WORK REQUIRED: The entries below are to be copied exactly, with every picture left out.

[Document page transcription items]
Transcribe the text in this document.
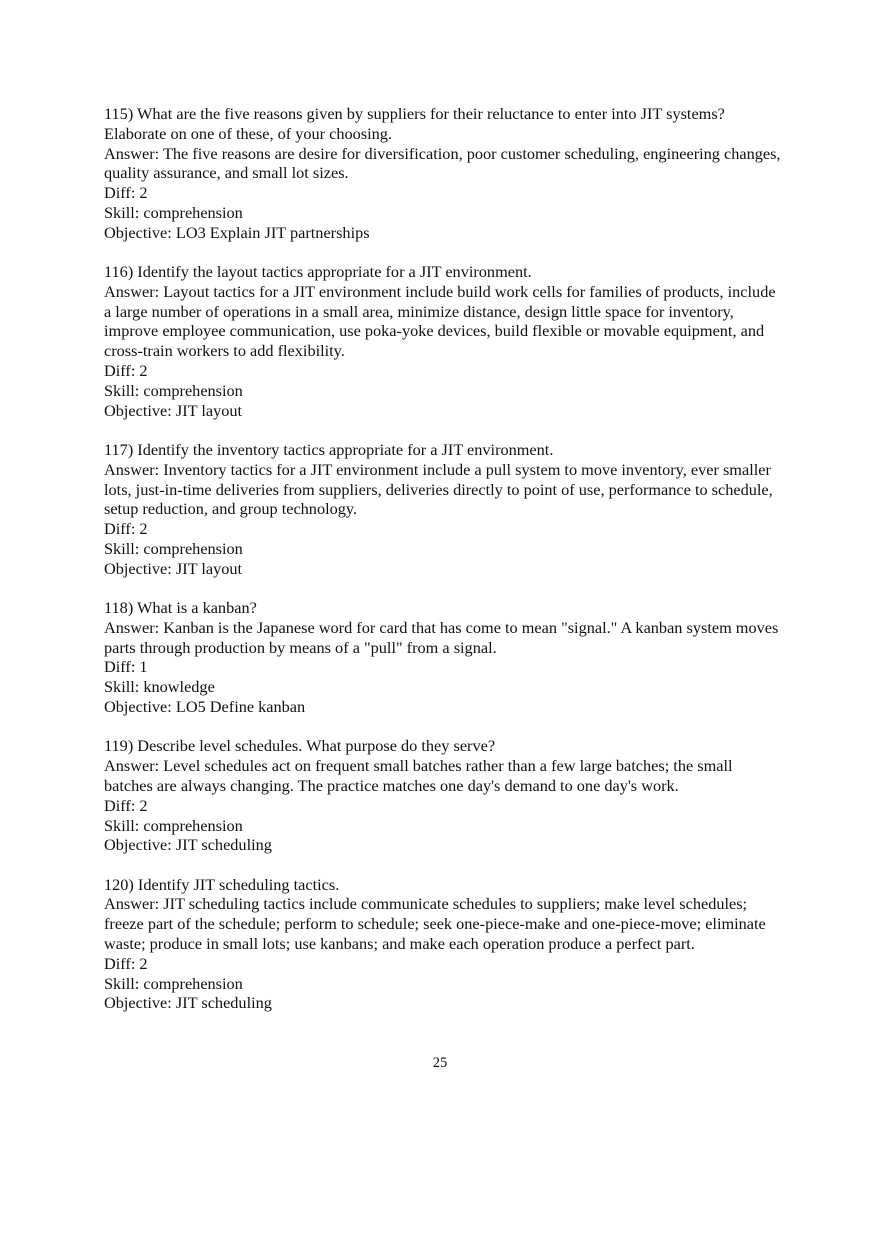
115) What are the five reasons given by suppliers for their reluctance to enter into JIT systems? Elaborate on one of these, of your choosing.
Answer: The five reasons are desire for diversification, poor customer scheduling, engineering changes, quality assurance, and small lot sizes.
Diff: 2
Skill: comprehension
Objective: LO3 Explain JIT partnerships
116) Identify the layout tactics appropriate for a JIT environment.
Answer: Layout tactics for a JIT environment include build work cells for families of products, include a large number of operations in a small area, minimize distance, design little space for inventory, improve employee communication, use poka-yoke devices, build flexible or movable equipment, and cross-train workers to add flexibility.
Diff: 2
Skill: comprehension
Objective: JIT layout
117) Identify the inventory tactics appropriate for a JIT environment.
Answer: Inventory tactics for a JIT environment include a pull system to move inventory, ever smaller lots, just-in-time deliveries from suppliers, deliveries directly to point of use, performance to schedule, setup reduction, and group technology.
Diff: 2
Skill: comprehension
Objective: JIT layout
118) What is a kanban?
Answer: Kanban is the Japanese word for card that has come to mean "signal." A kanban system moves parts through production by means of a "pull" from a signal.
Diff: 1
Skill: knowledge
Objective: LO5 Define kanban
119) Describe level schedules. What purpose do they serve?
Answer: Level schedules act on frequent small batches rather than a few large batches; the small batches are always changing. The practice matches one day's demand to one day's work.
Diff: 2
Skill: comprehension
Objective: JIT scheduling
120) Identify JIT scheduling tactics.
Answer: JIT scheduling tactics include communicate schedules to suppliers; make level schedules; freeze part of the schedule; perform to schedule; seek one-piece-make and one-piece-move; eliminate waste; produce in small lots; use kanbans; and make each operation produce a perfect part.
Diff: 2
Skill: comprehension
Objective: JIT scheduling
25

REPLY TO THE EXERCISE:
Transcribe the text in this document.
115) What are the five reasons given by suppliers for their reluctance to enter into JIT systems? Elaborate on one of these, of your choosing.
Answer: The five reasons are desire for diversification, poor customer scheduling, engineering changes, quality assurance, and small lot sizes.
Diff: 2
Skill: comprehension
Objective: LO3 Explain JIT partnerships
116) Identify the layout tactics appropriate for a JIT environment.
Answer: Layout tactics for a JIT environment include build work cells for families of products, include a large number of operations in a small area, minimize distance, design little space for inventory, improve employee communication, use poka-yoke devices, build flexible or movable equipment, and cross-train workers to add flexibility.
Diff: 2
Skill: comprehension
Objective: JIT layout
117) Identify the inventory tactics appropriate for a JIT environment.
Answer: Inventory tactics for a JIT environment include a pull system to move inventory, ever smaller lots, just-in-time deliveries from suppliers, deliveries directly to point of use, performance to schedule, setup reduction, and group technology.
Diff: 2
Skill: comprehension
Objective: JIT layout
118) What is a kanban?
Answer: Kanban is the Japanese word for card that has come to mean "signal." A kanban system moves parts through production by means of a "pull" from a signal.
Diff: 1
Skill: knowledge
Objective: LO5 Define kanban
119) Describe level schedules. What purpose do they serve?
Answer: Level schedules act on frequent small batches rather than a few large batches; the small batches are always changing. The practice matches one day's demand to one day's work.
Diff: 2
Skill: comprehension
Objective: JIT scheduling
120) Identify JIT scheduling tactics.
Answer: JIT scheduling tactics include communicate schedules to suppliers; make level schedules; freeze part of the schedule; perform to schedule; seek one-piece-make and one-piece-move; eliminate waste; produce in small lots; use kanbans; and make each operation produce a perfect part.
Diff: 2
Skill: comprehension
Objective: JIT scheduling
25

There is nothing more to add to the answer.